## [PROBLEM TO WORK ON]
Could you write out every entry exactly as it stands?

(Saved data entries)
****************

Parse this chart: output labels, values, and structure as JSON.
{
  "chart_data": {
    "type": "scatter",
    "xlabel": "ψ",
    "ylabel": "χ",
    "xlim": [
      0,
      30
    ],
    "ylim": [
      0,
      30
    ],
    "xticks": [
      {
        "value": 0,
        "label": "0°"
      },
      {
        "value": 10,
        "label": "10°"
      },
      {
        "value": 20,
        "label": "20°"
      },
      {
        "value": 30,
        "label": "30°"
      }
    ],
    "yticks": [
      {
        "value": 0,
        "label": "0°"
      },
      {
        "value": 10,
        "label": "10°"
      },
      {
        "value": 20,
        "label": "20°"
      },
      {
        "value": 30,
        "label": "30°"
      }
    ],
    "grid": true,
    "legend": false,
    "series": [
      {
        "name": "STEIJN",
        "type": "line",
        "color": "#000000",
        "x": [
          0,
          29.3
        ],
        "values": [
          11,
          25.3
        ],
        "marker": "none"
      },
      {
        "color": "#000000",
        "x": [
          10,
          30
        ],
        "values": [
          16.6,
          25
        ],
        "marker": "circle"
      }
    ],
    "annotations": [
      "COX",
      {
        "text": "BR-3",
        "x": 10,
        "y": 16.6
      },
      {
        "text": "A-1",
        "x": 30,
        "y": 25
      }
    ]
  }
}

****************

## [REPLY TO THE TASK]
Parse this chart: output labels, values, and structure as JSON.
{
  "chart_data": {
    "type": "scatter",
    "xlabel": "ψ",
    "ylabel": "χ",
    "xlim": [
      0,
      30
    ],
    "ylim": [
      0,
      30
    ],
    "xticks": [
      {
        "value": 0,
        "label": "0°"
      },
      {
        "value": 10,
        "label": "10°"
      },
      {
        "value": 20,
        "label": "20°"
      },
      {
        "value": 30,
        "label": "30°"
      }
    ],
    "yticks": [
      {
        "value": 0,
        "label": "0°"
      },
      {
        "value": 10,
        "label": "10°"
      },
      {
        "value": 20,
        "label": "20°"
      },
      {
        "value": 30,
        "label": "30°"
      }
    ],
    "grid": true,
    "legend": false,
    "series": [
      {
        "name": "STEIJN",
        "type": "line",
        "color": "#000000",
        "x": [
          0,
          29.3
        ],
        "values": [
          11,
          25.3
        ],
        "marker": "none"
      },
      {
        "color": "#000000",
        "x": [
          10,
          30
        ],
        "values": [
          16.6,
          25
        ],
        "marker": "circle"
      }
    ],
    "annotations": [
      "COX",
      {
        "text": "BR-3",
        "x": 10,
        "y": 16.6
      },
      {
        "text": "A-1",
        "x": 30,
        "y": 25
      }
    ]
  }
}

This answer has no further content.